Dataset entries
※

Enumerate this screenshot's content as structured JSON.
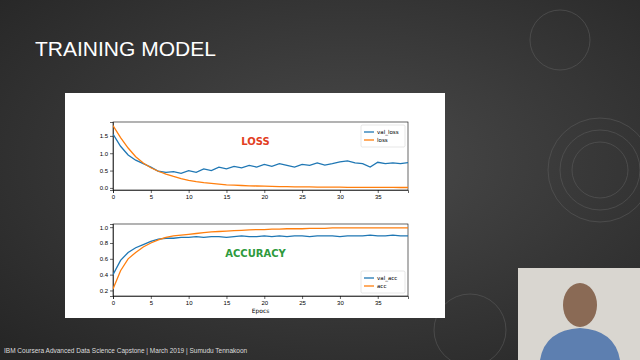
{
  "slide": {
    "title": "TRAINING MODEL",
    "footer": "IBM Coursera Advanced Data Science Capstone | March 2019 | Sumudu Tennakoon"
  },
  "chart_data": [
    {
      "type": "line",
      "title": "LOSS",
      "legend": "upper right",
      "grid": false,
      "x": [
        0,
        1,
        2,
        3,
        4,
        5,
        6,
        7,
        8,
        9,
        10,
        11,
        12,
        13,
        14,
        15,
        16,
        17,
        18,
        19,
        20,
        21,
        22,
        23,
        24,
        25,
        26,
        27,
        28,
        29,
        30,
        31,
        32,
        33,
        34,
        35,
        36,
        37,
        38,
        39
      ],
      "xlim": [
        0,
        39
      ],
      "xticks": [
        0,
        5,
        10,
        15,
        20,
        25,
        30,
        35
      ],
      "ylim": [
        -0.06,
        1.9
      ],
      "yticks": [
        {
          "value": 0,
          "label": "0.0"
        },
        {
          "value": 0.5,
          "label": "0.5"
        },
        {
          "value": 1,
          "label": "1.0"
        },
        {
          "value": 1.5,
          "label": "1.5"
        }
      ],
      "series": [
        {
          "name": "val_loss",
          "color": "#1f77b4",
          "values": [
            1.55,
            1.2,
            0.95,
            0.8,
            0.7,
            0.6,
            0.48,
            0.45,
            0.47,
            0.42,
            0.5,
            0.45,
            0.55,
            0.5,
            0.6,
            0.55,
            0.62,
            0.58,
            0.65,
            0.6,
            0.68,
            0.62,
            0.7,
            0.65,
            0.6,
            0.68,
            0.65,
            0.72,
            0.66,
            0.7,
            0.75,
            0.78,
            0.72,
            0.7,
            0.6,
            0.74,
            0.7,
            0.72,
            0.7,
            0.73
          ]
        },
        {
          "name": "loss",
          "color": "#ff7f0e",
          "values": [
            1.8,
            1.45,
            1.15,
            0.9,
            0.72,
            0.58,
            0.48,
            0.4,
            0.33,
            0.27,
            0.22,
            0.18,
            0.15,
            0.13,
            0.11,
            0.09,
            0.08,
            0.07,
            0.06,
            0.055,
            0.05,
            0.045,
            0.04,
            0.035,
            0.03,
            0.03,
            0.028,
            0.025,
            0.022,
            0.02,
            0.02,
            0.018,
            0.017,
            0.016,
            0.015,
            0.014,
            0.013,
            0.013,
            0.012,
            0.012
          ]
        }
      ]
    },
    {
      "type": "line",
      "title": "ACCURACY",
      "xlabel": "Epocs",
      "legend": "lower right",
      "grid": false,
      "x": [
        0,
        1,
        2,
        3,
        4,
        5,
        6,
        7,
        8,
        9,
        10,
        11,
        12,
        13,
        14,
        15,
        16,
        17,
        18,
        19,
        20,
        21,
        22,
        23,
        24,
        25,
        26,
        27,
        28,
        29,
        30,
        31,
        32,
        33,
        34,
        35,
        36,
        37,
        38,
        39
      ],
      "xlim": [
        0,
        39
      ],
      "xticks": [
        0,
        5,
        10,
        15,
        20,
        25,
        30,
        35
      ],
      "ylim": [
        0.13,
        1.04
      ],
      "yticks": [
        {
          "value": 0.2,
          "label": "0.2"
        },
        {
          "value": 0.4,
          "label": "0.4"
        },
        {
          "value": 0.6,
          "label": "0.6"
        },
        {
          "value": 0.8,
          "label": "0.8"
        },
        {
          "value": 1,
          "label": "1.0"
        }
      ],
      "series": [
        {
          "name": "val_acc",
          "color": "#1f77b4",
          "values": [
            0.4,
            0.58,
            0.68,
            0.74,
            0.78,
            0.82,
            0.85,
            0.86,
            0.86,
            0.87,
            0.87,
            0.88,
            0.87,
            0.88,
            0.88,
            0.87,
            0.88,
            0.89,
            0.88,
            0.88,
            0.89,
            0.88,
            0.89,
            0.88,
            0.89,
            0.89,
            0.88,
            0.89,
            0.89,
            0.89,
            0.88,
            0.89,
            0.89,
            0.89,
            0.9,
            0.89,
            0.89,
            0.9,
            0.89,
            0.89
          ]
        },
        {
          "name": "acc",
          "color": "#ff7f0e",
          "values": [
            0.22,
            0.45,
            0.6,
            0.68,
            0.75,
            0.8,
            0.84,
            0.87,
            0.89,
            0.9,
            0.91,
            0.92,
            0.93,
            0.94,
            0.945,
            0.95,
            0.955,
            0.96,
            0.965,
            0.97,
            0.97,
            0.975,
            0.975,
            0.98,
            0.98,
            0.98,
            0.985,
            0.985,
            0.985,
            0.99,
            0.99,
            0.99,
            0.99,
            0.99,
            0.99,
            0.99,
            0.99,
            0.99,
            0.99,
            0.99
          ]
        }
      ]
    }
  ]
}
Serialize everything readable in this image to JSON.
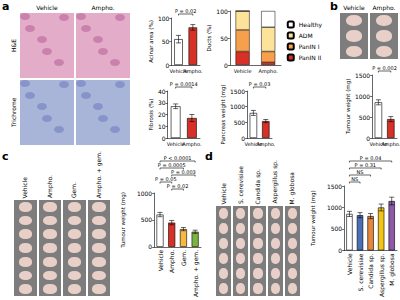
{
  "panels": [
    {
      "label": "a",
      "images": {
        "columns": [
          "Vehicle",
          "Ampho."
        ],
        "rows": [
          "H&E",
          "Trichrome"
        ]
      }
    },
    {
      "label": "b",
      "images": {
        "columns": [
          "Vehicle",
          "Ampho."
        ]
      }
    },
    {
      "label": "c",
      "images": {
        "columns": [
          "Vehicle",
          "Ampho.",
          "Gem.",
          "Ampho. + gem."
        ]
      }
    },
    {
      "label": "d",
      "images": {
        "columns": [
          "Vehicle",
          "S. cerevisiae",
          "Candida sp.",
          "Aspergillus sp.",
          "M. globosa"
        ]
      }
    }
  ],
  "chart_data": [
    {
      "type": "bar",
      "ylabel": "Acinar area (%)",
      "categories": [
        "Vehicle",
        "Ampho."
      ],
      "values": [
        55,
        80
      ],
      "errors": [
        8,
        6
      ],
      "colors": [
        "#ffffff",
        "#d73027"
      ],
      "ylim": [
        0,
        100
      ],
      "yticks": [
        0,
        50,
        100
      ],
      "grid": false,
      "comparisons": [
        {
          "from": 0,
          "to": 1,
          "label": "P = 0.02"
        }
      ]
    },
    {
      "type": "bar",
      "ylabel": "Fibrosis (%)",
      "categories": [
        "Vehicle",
        "Ampho."
      ],
      "values": [
        27,
        17
      ],
      "errors": [
        2,
        3
      ],
      "colors": [
        "#ffffff",
        "#d73027"
      ],
      "ylim": [
        0,
        40
      ],
      "yticks": [
        0,
        10,
        20,
        30,
        40
      ],
      "grid": false,
      "comparisons": [
        {
          "from": 0,
          "to": 1,
          "label": "P = 0.0014"
        }
      ]
    },
    {
      "type": "bar",
      "ylabel": "Ducts (%)",
      "categories": [
        "Vehicle",
        "Ampho."
      ],
      "stacked": true,
      "series": [
        {
          "name": "Healthy",
          "color": "#ffffff",
          "values": [
            0,
            30
          ]
        },
        {
          "name": "ADM",
          "color": "#fde29a",
          "values": [
            35,
            45
          ]
        },
        {
          "name": "PanIN I",
          "color": "#f6a04d",
          "values": [
            40,
            20
          ]
        },
        {
          "name": "PanIN II",
          "color": "#d73027",
          "values": [
            25,
            5
          ]
        }
      ],
      "ylim": [
        0,
        100
      ],
      "yticks": [
        0,
        50,
        100
      ],
      "grid": false,
      "legend": "right"
    },
    {
      "type": "bar",
      "ylabel": "Pancreas weight (mg)",
      "categories": [
        "Vehicle",
        "Ampho."
      ],
      "values": [
        800,
        540
      ],
      "errors": [
        80,
        50
      ],
      "colors": [
        "#ffffff",
        "#d73027"
      ],
      "ylim": [
        0,
        1500
      ],
      "yticks": [
        0,
        500,
        1000,
        1500
      ],
      "grid": false,
      "comparisons": [
        {
          "from": 0,
          "to": 1,
          "label": "P = 0.03"
        }
      ]
    },
    {
      "type": "bar",
      "ylabel": "Tumour weight (mg)",
      "categories": [
        "Vehicle",
        "Ampho."
      ],
      "values": [
        850,
        450
      ],
      "errors": [
        60,
        60
      ],
      "colors": [
        "#ffffff",
        "#d73027"
      ],
      "ylim": [
        0,
        1500
      ],
      "yticks": [
        0,
        500,
        1000,
        1500
      ],
      "grid": false,
      "comparisons": [
        {
          "from": 0,
          "to": 1,
          "label": "P = 0.002"
        }
      ]
    },
    {
      "type": "bar",
      "ylabel": "Tumour weight (mg)",
      "categories": [
        "Vehicle",
        "Ampho.",
        "Gem.",
        "Ampho. + gem."
      ],
      "values": [
        600,
        450,
        330,
        280
      ],
      "errors": [
        40,
        40,
        30,
        30
      ],
      "colors": [
        "#ffffff",
        "#d73027",
        "#f5b942",
        "#7cb342"
      ],
      "ylim": [
        0,
        1000
      ],
      "yticks": [
        0,
        500,
        1000
      ],
      "grid": false,
      "comparisons": [
        {
          "from": 0,
          "to": 3,
          "label": "P < 0.0001"
        },
        {
          "from": 0,
          "to": 2,
          "label": "P = 0.0005"
        },
        {
          "from": 1,
          "to": 3,
          "label": "P = 0.003"
        },
        {
          "from": 0,
          "to": 1,
          "label": "P = 0.05"
        },
        {
          "from": 1,
          "to": 2,
          "label": "P = 0.02"
        }
      ]
    },
    {
      "type": "bar",
      "ylabel": "Tumour weight (mg)",
      "categories": [
        "Vehicle",
        "S. cerevisiae",
        "Candida sp.",
        "Aspergillus sp.",
        "M. globosa"
      ],
      "values": [
        850,
        820,
        800,
        1000,
        1150
      ],
      "errors": [
        60,
        60,
        60,
        80,
        90
      ],
      "colors": [
        "#ffffff",
        "#4a6fb5",
        "#e6883c",
        "#f0c419",
        "#8e5aa8"
      ],
      "ylim": [
        0,
        1500
      ],
      "yticks": [
        0,
        500,
        1000,
        1500
      ],
      "grid": false,
      "comparisons": [
        {
          "from": 0,
          "to": 4,
          "label": "P = 0.04"
        },
        {
          "from": 0,
          "to": 3,
          "label": "P = 0.31"
        },
        {
          "from": 0,
          "to": 2,
          "label": "NS"
        },
        {
          "from": 0,
          "to": 1,
          "label": "NS"
        }
      ]
    }
  ]
}
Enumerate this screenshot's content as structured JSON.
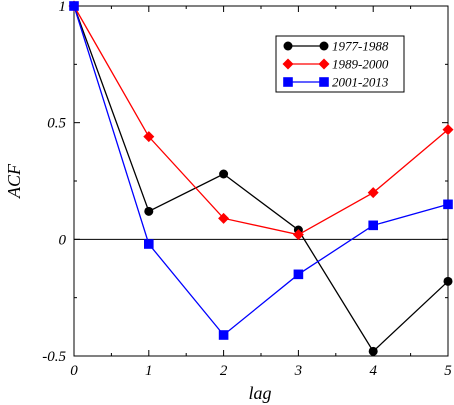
{
  "chart_data": {
    "type": "line",
    "title": "",
    "xlabel": "lag",
    "ylabel": "ACF",
    "x": [
      0,
      1,
      2,
      3,
      4,
      5
    ],
    "xlim": [
      0,
      5
    ],
    "ylim": [
      -0.5,
      1
    ],
    "x_ticks": [
      "0",
      "1",
      "2",
      "3",
      "4",
      "5"
    ],
    "y_ticks": [
      {
        "value": 1,
        "label": "1"
      },
      {
        "value": 0.5,
        "label": "0.5"
      },
      {
        "value": 0,
        "label": "0"
      },
      {
        "value": -0.5,
        "label": "-0.5"
      }
    ],
    "zero_line": true,
    "grid": false,
    "legend_position": "top-right",
    "series": [
      {
        "name": "1977-1988",
        "color": "#000000",
        "marker": "circle",
        "values": [
          1,
          0.12,
          0.28,
          0.04,
          -0.48,
          -0.18
        ]
      },
      {
        "name": "1989-2000",
        "color": "#ff0000",
        "marker": "diamond",
        "values": [
          1,
          0.44,
          0.09,
          0.02,
          0.2,
          0.47
        ]
      },
      {
        "name": "2001-2013",
        "color": "#0000ff",
        "marker": "square",
        "values": [
          1,
          -0.02,
          -0.41,
          -0.15,
          0.06,
          0.15
        ]
      }
    ]
  }
}
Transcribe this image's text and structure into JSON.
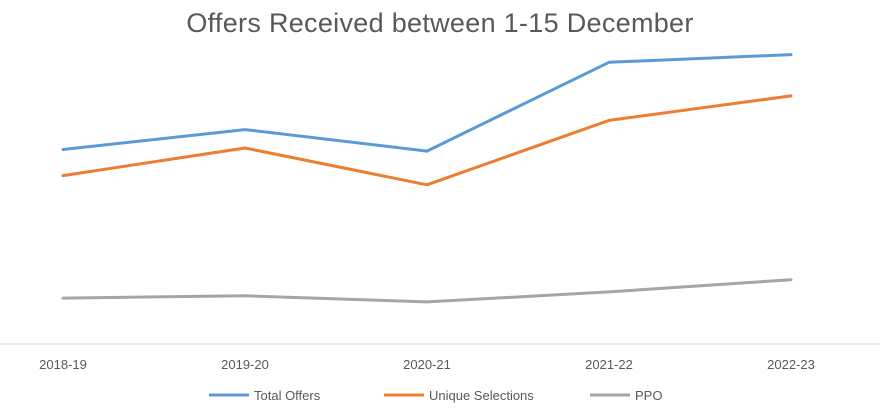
{
  "chart_data": {
    "type": "line",
    "title": "Offers Received between 1-15 December",
    "categories": [
      "2018-19",
      "2019-20",
      "2020-21",
      "2021-22",
      "2022-23"
    ],
    "series": [
      {
        "name": "Total Offers",
        "color": "#5B9BD5",
        "values": [
          1100,
          1230,
          1090,
          1670,
          1720
        ]
      },
      {
        "name": "Unique Selections",
        "color": "#ED7D31",
        "values": [
          930,
          1110,
          870,
          1290,
          1450
        ]
      },
      {
        "name": "PPO",
        "color": "#A5A5A5",
        "values": [
          130,
          145,
          105,
          170,
          250
        ]
      }
    ],
    "ylim": [
      -170,
      1750
    ],
    "grid": false,
    "legend_position": "bottom"
  }
}
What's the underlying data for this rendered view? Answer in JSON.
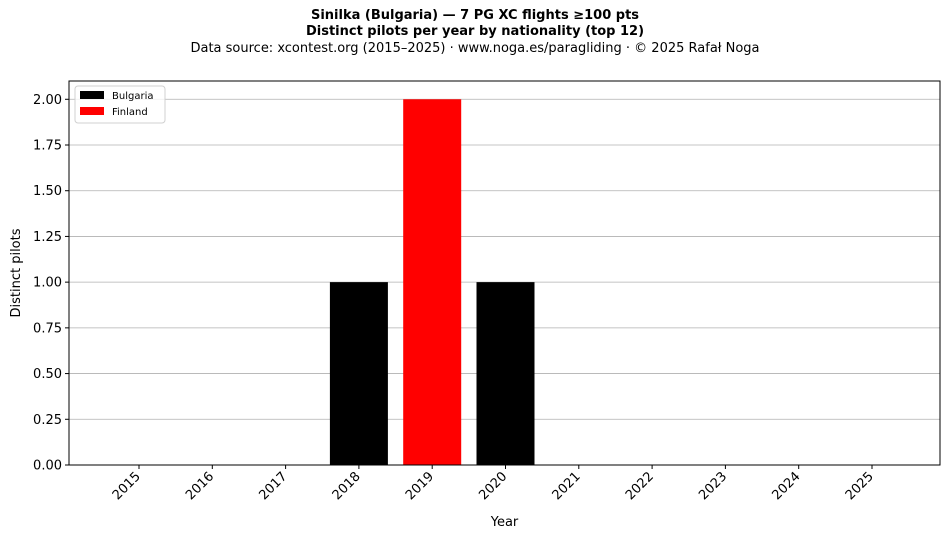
{
  "header": {
    "title": "Sinilka (Bulgaria)  —  7 PG XC flights ≥100 pts",
    "subtitle": "Distinct pilots per year by nationality (top 12)",
    "source": "Data source: xcontest.org (2015–2025)  ·  www.noga.es/paragliding  ·  © 2025 Rafał Noga"
  },
  "chart_data": {
    "type": "bar",
    "stacked": true,
    "categories": [
      "2015",
      "2016",
      "2017",
      "2018",
      "2019",
      "2020",
      "2021",
      "2022",
      "2023",
      "2024",
      "2025"
    ],
    "series": [
      {
        "name": "Bulgaria",
        "color": "#000000",
        "values": [
          0,
          0,
          0,
          1,
          0,
          1,
          0,
          0,
          0,
          0,
          0
        ]
      },
      {
        "name": "Finland",
        "color": "#ff0000",
        "values": [
          0,
          0,
          0,
          0,
          2,
          0,
          0,
          0,
          0,
          0,
          0
        ]
      }
    ],
    "xlabel": "Year",
    "ylabel": "Distinct pilots",
    "ylim": [
      0,
      2.1
    ],
    "yticks": [
      "0.00",
      "0.25",
      "0.50",
      "0.75",
      "1.00",
      "1.25",
      "1.50",
      "1.75",
      "2.00"
    ],
    "grid": "y-axis",
    "legend_position": "top-left"
  }
}
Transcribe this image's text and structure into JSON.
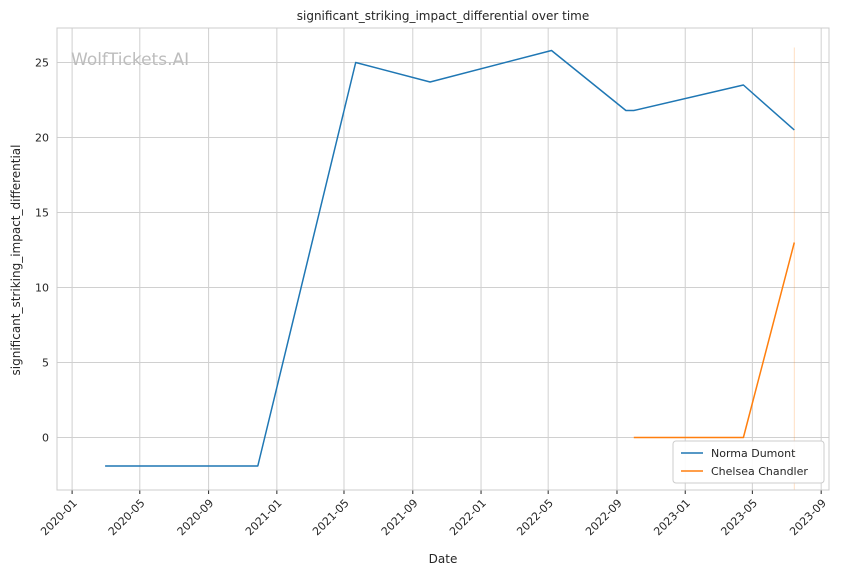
{
  "chart_data": {
    "type": "line",
    "title": "significant_striking_impact_differential over time",
    "xlabel": "Date",
    "ylabel": "significant_striking_impact_differential",
    "watermark": "WolfTickets.AI",
    "x_ticks": [
      "2020-01",
      "2020-05",
      "2020-09",
      "2021-01",
      "2021-05",
      "2021-09",
      "2022-01",
      "2022-05",
      "2022-09",
      "2023-01",
      "2023-05",
      "2023-09"
    ],
    "y_ticks": [
      0,
      5,
      10,
      15,
      20,
      25
    ],
    "xlim": [
      "2019-12-05",
      "2023-09-15"
    ],
    "ylim": [
      -3.5,
      27.3
    ],
    "grid": true,
    "legend_position": "lower-right",
    "series": [
      {
        "name": "Norma Dumont",
        "color": "#1f77b4",
        "points": [
          {
            "x": "2020-02-29",
            "y": -1.9
          },
          {
            "x": "2020-11-28",
            "y": -1.9
          },
          {
            "x": "2021-05-22",
            "y": 25.0
          },
          {
            "x": "2021-10-02",
            "y": 23.7
          },
          {
            "x": "2022-05-07",
            "y": 25.8
          },
          {
            "x": "2022-09-17",
            "y": 21.8
          },
          {
            "x": "2022-10-01",
            "y": 21.8
          },
          {
            "x": "2023-04-15",
            "y": 23.5
          },
          {
            "x": "2023-07-15",
            "y": 20.5
          }
        ]
      },
      {
        "name": "Chelsea Chandler",
        "color": "#ff7f0e",
        "points": [
          {
            "x": "2022-10-01",
            "y": 0.0
          },
          {
            "x": "2023-04-15",
            "y": 0.0
          },
          {
            "x": "2023-07-15",
            "y": 13.0
          }
        ]
      }
    ],
    "vertical_marker": {
      "x": "2023-07-15",
      "color": "#ff7f0e",
      "y_range": [
        -3.5,
        26.0
      ]
    }
  }
}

※

▸ YOUR INSTRUCTIONS
Pick out the lines that contain "true" and copy them.

▸ SOLUTION TO THE EXERCISE
      "stacked": true,
    "zero_line": true,
    "stacked": true,
    "grid": true,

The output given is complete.